Task directions: Below are the records. List every line holding the word "color".

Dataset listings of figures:

· · ·

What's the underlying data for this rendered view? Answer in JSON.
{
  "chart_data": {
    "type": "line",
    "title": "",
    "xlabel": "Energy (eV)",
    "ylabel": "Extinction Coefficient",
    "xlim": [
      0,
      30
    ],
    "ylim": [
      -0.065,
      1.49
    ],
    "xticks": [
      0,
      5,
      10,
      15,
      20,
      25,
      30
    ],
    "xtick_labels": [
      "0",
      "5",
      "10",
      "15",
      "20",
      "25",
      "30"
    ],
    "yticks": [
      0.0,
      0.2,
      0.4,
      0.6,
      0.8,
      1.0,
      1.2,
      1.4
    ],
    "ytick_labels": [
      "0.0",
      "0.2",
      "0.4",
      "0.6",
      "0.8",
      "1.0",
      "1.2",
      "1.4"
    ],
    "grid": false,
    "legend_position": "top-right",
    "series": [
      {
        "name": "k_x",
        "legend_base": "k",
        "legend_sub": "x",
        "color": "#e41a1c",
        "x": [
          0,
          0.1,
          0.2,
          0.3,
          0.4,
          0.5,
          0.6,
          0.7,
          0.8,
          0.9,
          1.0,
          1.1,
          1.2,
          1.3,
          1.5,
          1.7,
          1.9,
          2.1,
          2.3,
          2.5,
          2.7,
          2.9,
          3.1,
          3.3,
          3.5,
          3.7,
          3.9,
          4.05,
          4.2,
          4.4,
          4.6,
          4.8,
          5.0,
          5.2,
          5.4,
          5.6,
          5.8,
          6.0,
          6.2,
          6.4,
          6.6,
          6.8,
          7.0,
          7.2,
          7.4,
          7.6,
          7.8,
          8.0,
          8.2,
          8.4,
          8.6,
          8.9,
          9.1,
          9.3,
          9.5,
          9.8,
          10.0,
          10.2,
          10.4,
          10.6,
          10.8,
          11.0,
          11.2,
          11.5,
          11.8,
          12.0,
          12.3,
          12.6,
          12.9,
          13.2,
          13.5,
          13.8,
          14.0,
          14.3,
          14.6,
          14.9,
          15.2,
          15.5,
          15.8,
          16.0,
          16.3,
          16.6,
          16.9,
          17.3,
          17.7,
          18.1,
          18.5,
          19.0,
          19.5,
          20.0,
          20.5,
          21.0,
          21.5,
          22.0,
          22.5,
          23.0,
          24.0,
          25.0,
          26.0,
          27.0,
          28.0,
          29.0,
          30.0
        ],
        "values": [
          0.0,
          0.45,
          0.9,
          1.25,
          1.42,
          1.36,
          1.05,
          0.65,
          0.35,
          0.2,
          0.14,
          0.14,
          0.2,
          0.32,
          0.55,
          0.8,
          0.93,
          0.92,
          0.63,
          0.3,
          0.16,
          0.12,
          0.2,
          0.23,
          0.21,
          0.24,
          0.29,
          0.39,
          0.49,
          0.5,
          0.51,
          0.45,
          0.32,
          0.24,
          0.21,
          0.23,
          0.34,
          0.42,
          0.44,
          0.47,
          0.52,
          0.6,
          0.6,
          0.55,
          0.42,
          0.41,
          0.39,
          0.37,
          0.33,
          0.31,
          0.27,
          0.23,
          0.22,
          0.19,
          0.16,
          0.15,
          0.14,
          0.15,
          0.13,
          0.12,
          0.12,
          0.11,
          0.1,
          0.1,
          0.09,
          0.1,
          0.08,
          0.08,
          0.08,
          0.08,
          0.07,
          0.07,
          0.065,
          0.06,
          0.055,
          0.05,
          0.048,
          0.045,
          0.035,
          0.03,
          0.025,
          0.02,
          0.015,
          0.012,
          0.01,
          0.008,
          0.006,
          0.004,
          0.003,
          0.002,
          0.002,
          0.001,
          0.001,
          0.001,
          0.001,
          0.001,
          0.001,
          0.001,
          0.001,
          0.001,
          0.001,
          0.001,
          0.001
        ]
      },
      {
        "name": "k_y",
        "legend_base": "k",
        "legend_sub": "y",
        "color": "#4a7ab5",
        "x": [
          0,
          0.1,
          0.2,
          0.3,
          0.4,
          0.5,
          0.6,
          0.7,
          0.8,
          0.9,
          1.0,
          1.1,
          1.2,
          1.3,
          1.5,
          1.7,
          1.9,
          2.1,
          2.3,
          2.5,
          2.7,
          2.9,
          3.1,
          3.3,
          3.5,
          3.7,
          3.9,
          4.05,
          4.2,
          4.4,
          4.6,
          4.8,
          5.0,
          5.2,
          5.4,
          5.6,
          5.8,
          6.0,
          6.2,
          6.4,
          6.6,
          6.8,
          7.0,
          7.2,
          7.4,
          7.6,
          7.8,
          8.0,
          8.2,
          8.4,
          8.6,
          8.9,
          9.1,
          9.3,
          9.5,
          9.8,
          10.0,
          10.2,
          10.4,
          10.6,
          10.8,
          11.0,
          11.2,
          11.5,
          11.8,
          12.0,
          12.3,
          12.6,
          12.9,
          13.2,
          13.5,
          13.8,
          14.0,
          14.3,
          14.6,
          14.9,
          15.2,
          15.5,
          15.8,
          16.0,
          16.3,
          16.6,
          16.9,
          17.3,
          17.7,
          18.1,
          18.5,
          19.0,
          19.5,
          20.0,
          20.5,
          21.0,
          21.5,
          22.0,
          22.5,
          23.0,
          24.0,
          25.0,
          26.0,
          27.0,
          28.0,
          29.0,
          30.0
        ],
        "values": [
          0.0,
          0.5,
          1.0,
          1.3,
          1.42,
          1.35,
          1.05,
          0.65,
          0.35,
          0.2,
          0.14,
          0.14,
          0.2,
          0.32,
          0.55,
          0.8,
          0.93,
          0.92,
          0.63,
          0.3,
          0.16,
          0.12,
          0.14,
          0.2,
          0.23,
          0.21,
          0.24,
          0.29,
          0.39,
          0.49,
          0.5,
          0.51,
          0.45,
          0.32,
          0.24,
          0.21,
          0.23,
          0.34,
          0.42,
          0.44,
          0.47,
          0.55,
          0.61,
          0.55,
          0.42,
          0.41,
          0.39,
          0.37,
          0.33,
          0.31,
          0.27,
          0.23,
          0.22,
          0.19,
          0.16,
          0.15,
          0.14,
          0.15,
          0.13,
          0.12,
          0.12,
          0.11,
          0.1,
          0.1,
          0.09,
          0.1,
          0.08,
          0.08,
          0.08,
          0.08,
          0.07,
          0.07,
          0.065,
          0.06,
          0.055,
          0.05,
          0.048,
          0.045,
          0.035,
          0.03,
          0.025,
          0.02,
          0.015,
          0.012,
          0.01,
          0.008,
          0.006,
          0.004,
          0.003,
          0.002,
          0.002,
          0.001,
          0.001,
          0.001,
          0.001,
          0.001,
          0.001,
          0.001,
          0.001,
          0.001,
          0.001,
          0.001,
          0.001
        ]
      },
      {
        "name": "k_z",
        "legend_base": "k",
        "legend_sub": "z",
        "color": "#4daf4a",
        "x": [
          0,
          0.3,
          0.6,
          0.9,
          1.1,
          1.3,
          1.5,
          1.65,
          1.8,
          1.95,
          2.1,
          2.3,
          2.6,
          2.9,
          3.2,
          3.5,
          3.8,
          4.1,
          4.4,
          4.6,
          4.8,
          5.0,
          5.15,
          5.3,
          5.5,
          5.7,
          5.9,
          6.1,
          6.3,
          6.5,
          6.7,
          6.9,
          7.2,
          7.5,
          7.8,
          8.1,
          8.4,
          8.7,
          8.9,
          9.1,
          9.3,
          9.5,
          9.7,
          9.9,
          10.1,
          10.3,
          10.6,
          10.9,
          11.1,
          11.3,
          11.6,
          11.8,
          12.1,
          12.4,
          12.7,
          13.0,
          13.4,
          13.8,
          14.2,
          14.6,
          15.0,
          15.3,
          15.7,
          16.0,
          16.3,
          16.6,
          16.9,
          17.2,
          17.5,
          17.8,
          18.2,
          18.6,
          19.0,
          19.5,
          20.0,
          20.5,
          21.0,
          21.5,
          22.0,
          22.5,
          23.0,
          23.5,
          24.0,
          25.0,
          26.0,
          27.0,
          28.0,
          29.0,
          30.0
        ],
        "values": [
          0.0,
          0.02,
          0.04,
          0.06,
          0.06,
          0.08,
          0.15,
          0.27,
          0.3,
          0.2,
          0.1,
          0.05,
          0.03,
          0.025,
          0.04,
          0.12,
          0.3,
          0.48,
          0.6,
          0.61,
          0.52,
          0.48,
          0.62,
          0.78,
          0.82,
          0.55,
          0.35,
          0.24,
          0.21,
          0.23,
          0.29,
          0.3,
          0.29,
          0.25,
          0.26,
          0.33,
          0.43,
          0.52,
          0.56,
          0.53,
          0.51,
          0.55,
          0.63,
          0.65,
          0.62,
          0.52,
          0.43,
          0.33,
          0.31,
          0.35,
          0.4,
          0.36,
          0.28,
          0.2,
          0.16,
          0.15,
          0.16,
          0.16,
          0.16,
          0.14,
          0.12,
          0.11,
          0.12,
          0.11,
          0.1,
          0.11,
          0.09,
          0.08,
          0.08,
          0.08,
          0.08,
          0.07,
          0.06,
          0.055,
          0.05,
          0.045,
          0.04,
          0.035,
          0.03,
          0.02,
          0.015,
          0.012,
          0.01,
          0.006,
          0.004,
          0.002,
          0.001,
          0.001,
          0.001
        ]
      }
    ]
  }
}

· · ·

Solution for this problem:
        "color": "#e41a1c",
        "color": "#4a7ab5",
        "color": "#4daf4a",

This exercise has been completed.